Exercise description:
Return the listing below verbatim. Pictures do not belong in the copy.

(Records from a collection)
****************

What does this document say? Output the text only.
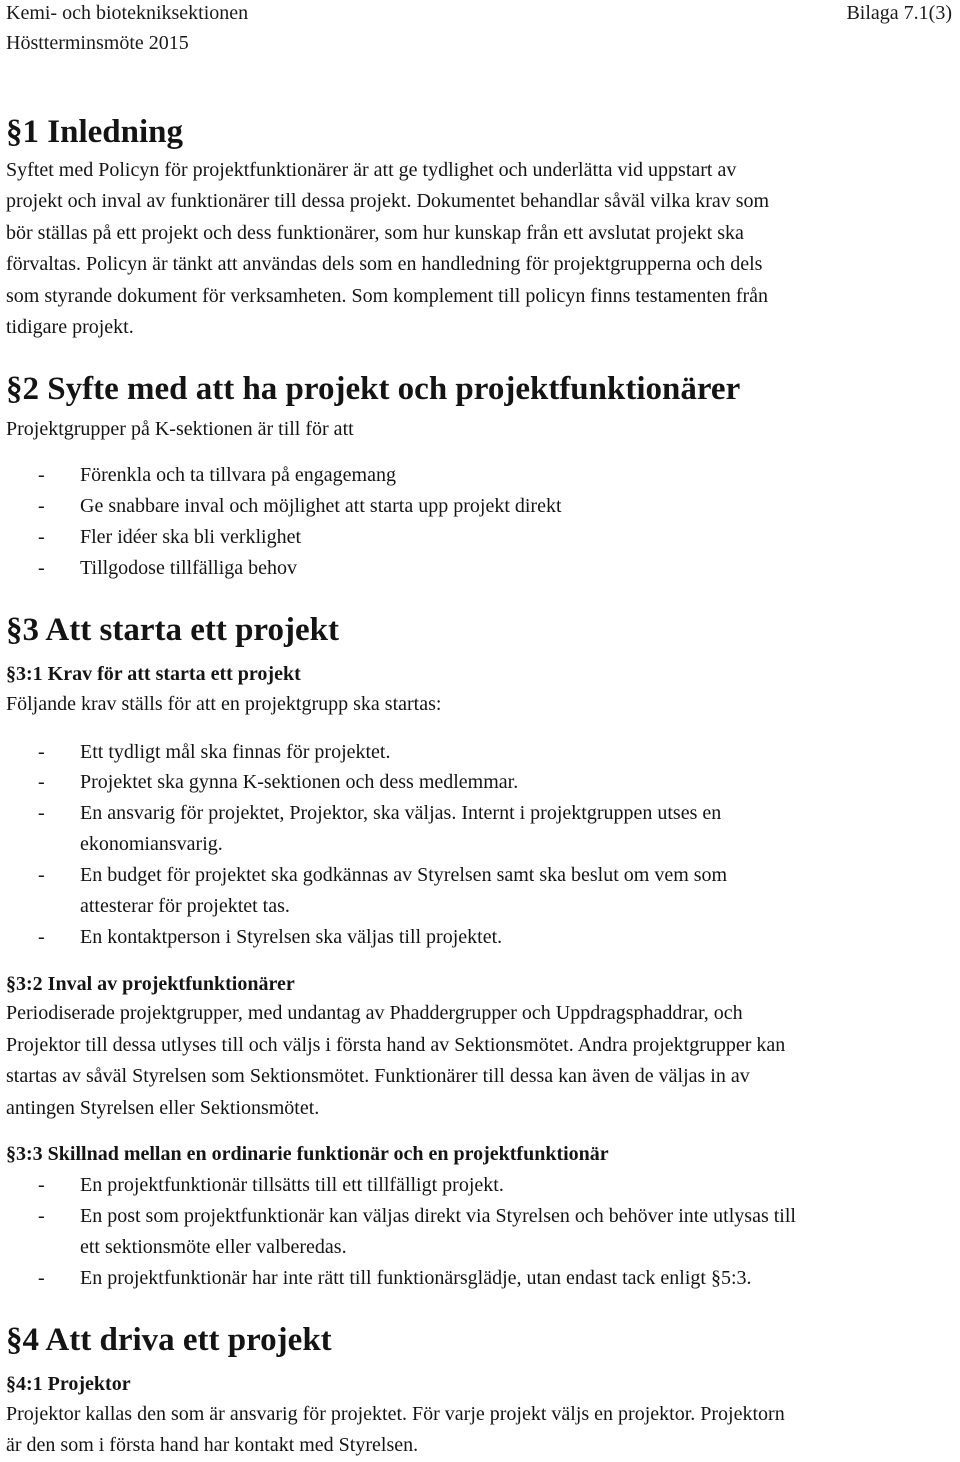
Kemi- och biotekniksektionen
Höstterminsmöte 2015
Bilaga 7.1(3)
§1 Inledning
Syftet med Policyn för projektfunktionärer är att ge tydlighet och underlätta vid uppstart av
projekt och inval av funktionärer till dessa projekt. Dokumentet behandlar såväl vilka krav som
bör ställas på ett projekt och dess funktionärer, som hur kunskap från ett avslutat projekt ska
förvaltas. Policyn är tänkt att användas dels som en handledning för projektgrupperna och dels
som styrande dokument för verksamheten. Som komplement till policyn finns testamenten från
tidigare projekt.
§2 Syfte med att ha projekt och projektfunktionärer
Projektgrupper på K-sektionen är till för att
- Förenkla och ta tillvara på engagemang
- Ge snabbare inval och möjlighet att starta upp projekt direkt
- Fler idéer ska bli verklighet
- Tillgodose tillfälliga behov
§3 Att starta ett projekt
§3:1 Krav för att starta ett projekt
Följande krav ställs för att en projektgrupp ska startas:
- Ett tydligt mål ska finnas för projektet.
- Projektet ska gynna K-sektionen och dess medlemmar.
- En ansvarig för projektet, Projektor, ska väljas. Internt i projektgruppen utses en
ekonomiansvarig.
- En budget för projektet ska godkännas av Styrelsen samt ska beslut om vem som
attesterar för projektet tas.
- En kontaktperson i Styrelsen ska väljas till projektet.
§3:2 Inval av projektfunktionärer
Periodiserade projektgrupper, med undantag av Phaddergrupper och Uppdragsphaddrar, och
Projektor till dessa utlyses till och väljs i första hand av Sektionsmötet. Andra projektgrupper kan
startas av såväl Styrelsen som Sektionsmötet. Funktionärer till dessa kan även de väljas in av
antingen Styrelsen eller Sektionsmötet.
§3:3 Skillnad mellan en ordinarie funktionär och en projektfunktionär
- En projektfunktionär tillsätts till ett tillfälligt projekt.
- En post som projektfunktionär kan väljas direkt via Styrelsen och behöver inte utlysas till
ett sektionsmöte eller valberedas.
- En projektfunktionär har inte rätt till funktionärsglädje, utan endast tack enligt §5:3.
§4 Att driva ett projekt
§4:1 Projektor
Projektor kallas den som är ansvarig för projektet. För varje projekt väljs en projektor. Projektorn
är den som i första hand har kontakt med Styrelsen.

****************

Final result:
What does this document say? Output the text only.
Kemi- och biotekniksektionen
Höstterminsmöte 2015
Bilaga 7.1(3)
§1 Inledning
Syftet med Policyn för projektfunktionärer är att ge tydlighet och underlätta vid uppstart av
projekt och inval av funktionärer till dessa projekt. Dokumentet behandlar såväl vilka krav som
bör ställas på ett projekt och dess funktionärer, som hur kunskap från ett avslutat projekt ska
förvaltas. Policyn är tänkt att användas dels som en handledning för projektgrupperna och dels
som styrande dokument för verksamheten. Som komplement till policyn finns testamenten från
tidigare projekt.
§2 Syfte med att ha projekt och projektfunktionärer
Projektgrupper på K-sektionen är till för att
- Förenkla och ta tillvara på engagemang
- Ge snabbare inval och möjlighet att starta upp projekt direkt
- Fler idéer ska bli verklighet
- Tillgodose tillfälliga behov
§3 Att starta ett projekt
§3:1 Krav för att starta ett projekt
Följande krav ställs för att en projektgrupp ska startas:
- Ett tydligt mål ska finnas för projektet.
- Projektet ska gynna K-sektionen och dess medlemmar.
- En ansvarig för projektet, Projektor, ska väljas. Internt i projektgruppen utses en
ekonomiansvarig.
- En budget för projektet ska godkännas av Styrelsen samt ska beslut om vem som
attesterar för projektet tas.
- En kontaktperson i Styrelsen ska väljas till projektet.
§3:2 Inval av projektfunktionärer
Periodiserade projektgrupper, med undantag av Phaddergrupper och Uppdragsphaddrar, och
Projektor till dessa utlyses till och väljs i första hand av Sektionsmötet. Andra projektgrupper kan
startas av såväl Styrelsen som Sektionsmötet. Funktionärer till dessa kan även de väljas in av
antingen Styrelsen eller Sektionsmötet.
§3:3 Skillnad mellan en ordinarie funktionär och en projektfunktionär
- En projektfunktionär tillsätts till ett tillfälligt projekt.
- En post som projektfunktionär kan väljas direkt via Styrelsen och behöver inte utlysas till
ett sektionsmöte eller valberedas.
- En projektfunktionär har inte rätt till funktionärsglädje, utan endast tack enligt §5:3.
§4 Att driva ett projekt
§4:1 Projektor
Projektor kallas den som är ansvarig för projektet. För varje projekt väljs en projektor. Projektorn
är den som i första hand har kontakt med Styrelsen.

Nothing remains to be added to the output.